═════ Dataset ═════

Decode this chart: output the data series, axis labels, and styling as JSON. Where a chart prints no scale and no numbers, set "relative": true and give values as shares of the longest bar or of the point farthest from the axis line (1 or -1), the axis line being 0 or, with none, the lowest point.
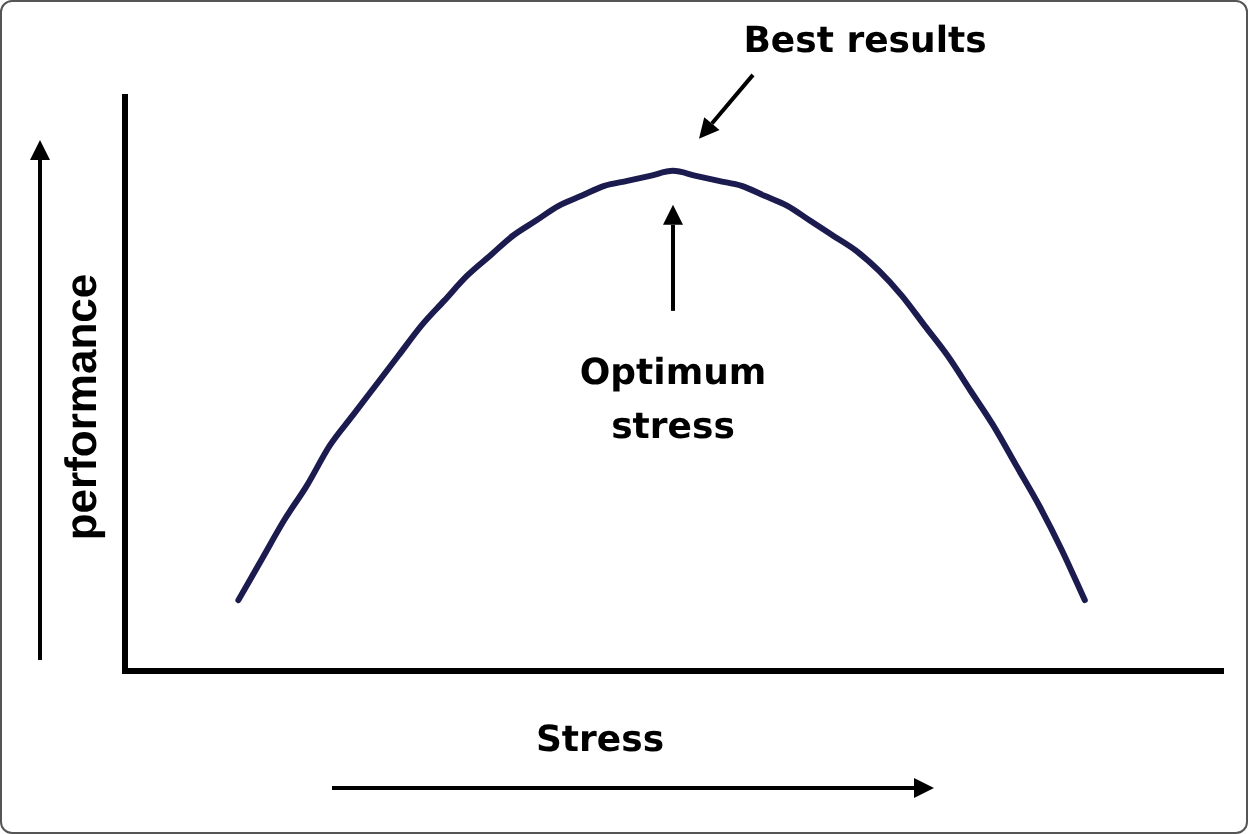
{
  "chart_data": {
    "type": "line",
    "relative": true,
    "xlabel": "Stress",
    "ylabel": "performance",
    "color": "#1b1b4f",
    "categories": [
      null,
      null,
      null,
      null,
      null,
      null,
      null,
      null,
      null,
      null,
      null,
      null,
      null,
      null,
      null,
      null,
      null,
      null,
      null,
      null,
      null,
      null,
      null,
      null,
      null,
      null,
      null,
      null,
      null,
      null,
      null,
      null,
      null,
      null,
      null,
      null,
      null,
      null,
      null,
      null,
      null,
      null,
      null,
      null,
      null,
      null,
      null,
      null,
      null
    ],
    "values": [
      null,
      null,
      null,
      null,
      null,
      0.14,
      0.22,
      0.3,
      0.37,
      0.45,
      0.51,
      0.57,
      0.63,
      0.69,
      0.74,
      0.79,
      0.83,
      0.87,
      0.9,
      0.93,
      0.95,
      0.97,
      0.98,
      0.99,
      1,
      0.99,
      0.98,
      0.97,
      0.95,
      0.93,
      0.9,
      0.87,
      0.84,
      0.8,
      0.75,
      0.69,
      0.63,
      0.56,
      0.49,
      0.41,
      0.33,
      0.24,
      0.14,
      null,
      null,
      null,
      null,
      null,
      null
    ],
    "annotations": [
      "Best results",
      "Optimum stress"
    ]
  }
}
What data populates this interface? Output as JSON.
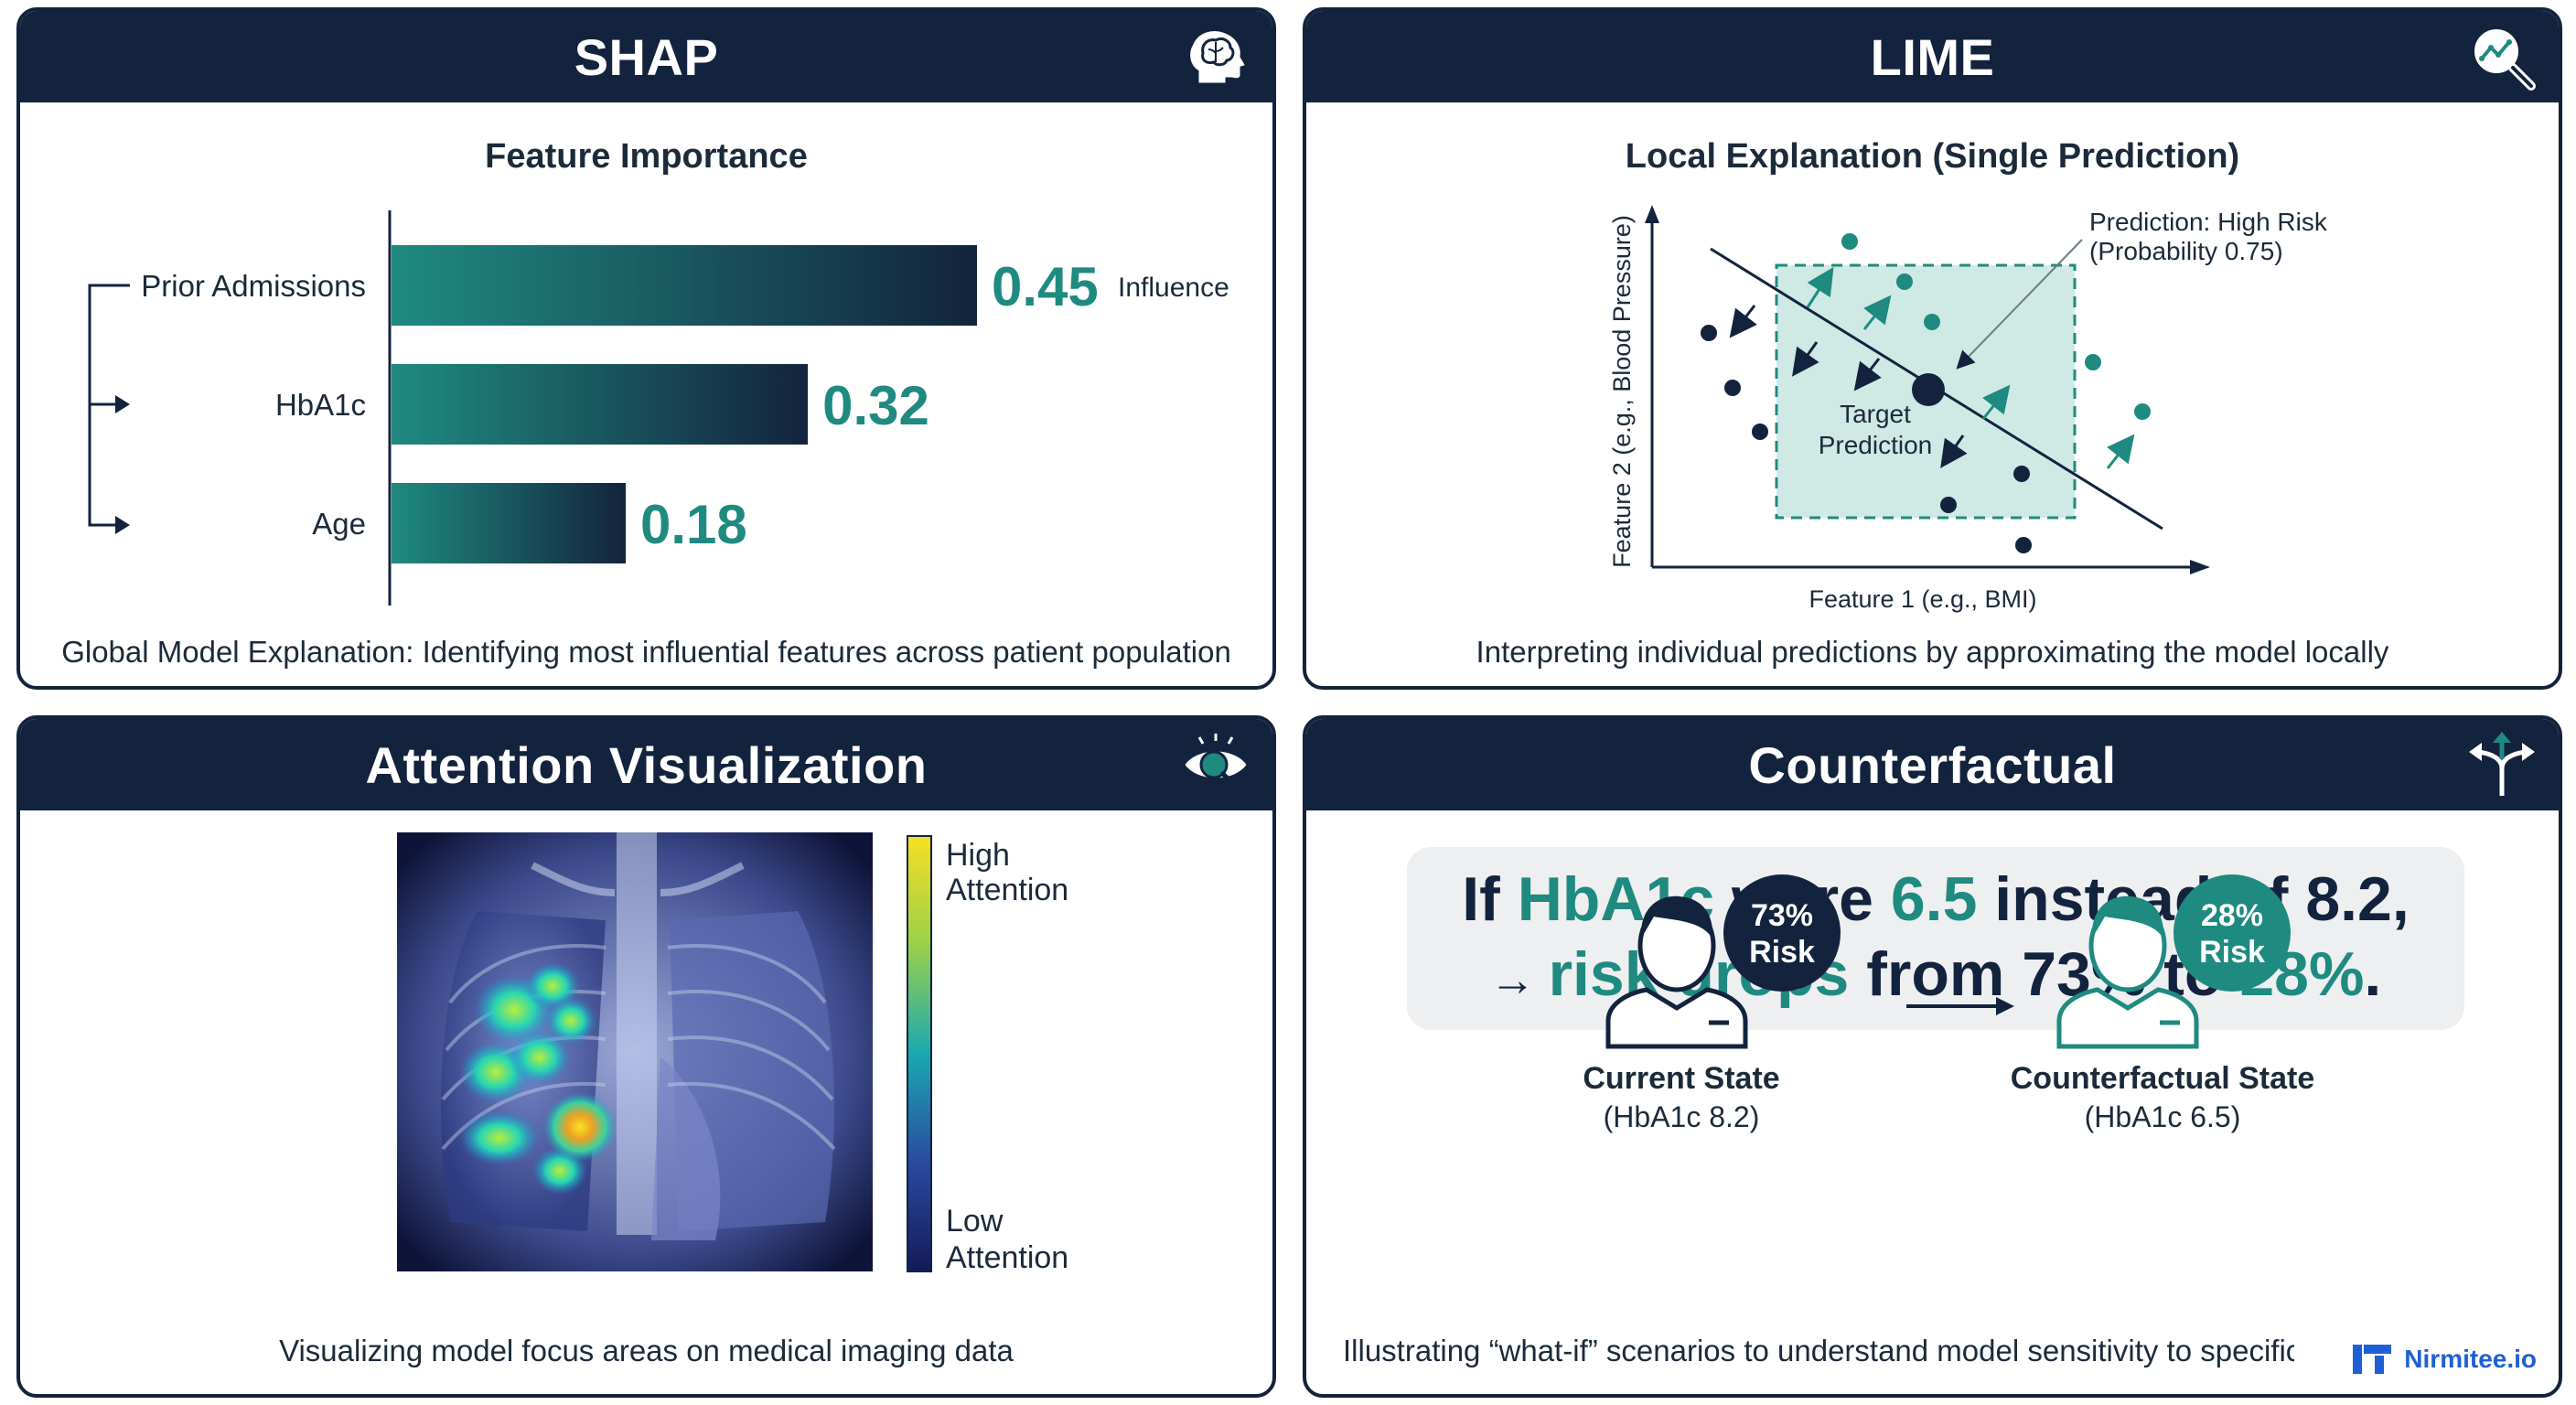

═════

## Aim of the exercise
Nothing in the entries above should change when they are printed again, except that the pictures are dropped.

## Answer to the exercise
Decode this chart: output the data series, axis labels, and styling as JSON. Where a chart prints no scale and no numbers, set "relative": true and give values as shares of the longest bar or of the point farthest from the axis line (1 or -1), the axis line being 0 or, with none, the lowest point.
{
  "chart_data": {
    "type": "line",
    "relative": true,
    "xlabel": "Stress",
    "ylabel": "performance",
    "color": "#1b1b4f",
    "categories": [
      null,
      null,
      null,
      null,
      null,
      null,
      null,
      null,
      null,
      null,
      null,
      null,
      null,
      null,
      null,
      null,
      null,
      null,
      null,
      null,
      null,
      null,
      null,
      null,
      null,
      null,
      null,
      null,
      null,
      null,
      null,
      null,
      null,
      null,
      null,
      null,
      null,
      null,
      null,
      null,
      null,
      null,
      null,
      null,
      null,
      null,
      null,
      null,
      null
    ],
    "values": [
      null,
      null,
      null,
      null,
      null,
      0.14,
      0.22,
      0.3,
      0.37,
      0.45,
      0.51,
      0.57,
      0.63,
      0.69,
      0.74,
      0.79,
      0.83,
      0.87,
      0.9,
      0.93,
      0.95,
      0.97,
      0.98,
      0.99,
      1,
      0.99,
      0.98,
      0.97,
      0.95,
      0.93,
      0.9,
      0.87,
      0.84,
      0.8,
      0.75,
      0.69,
      0.63,
      0.56,
      0.49,
      0.41,
      0.33,
      0.24,
      0.14,
      null,
      null,
      null,
      null,
      null,
      null
    ],
    "annotations": [
      "Best results",
      "Optimum stress"
    ]
  }
}
What data populates this interface? Output as JSON.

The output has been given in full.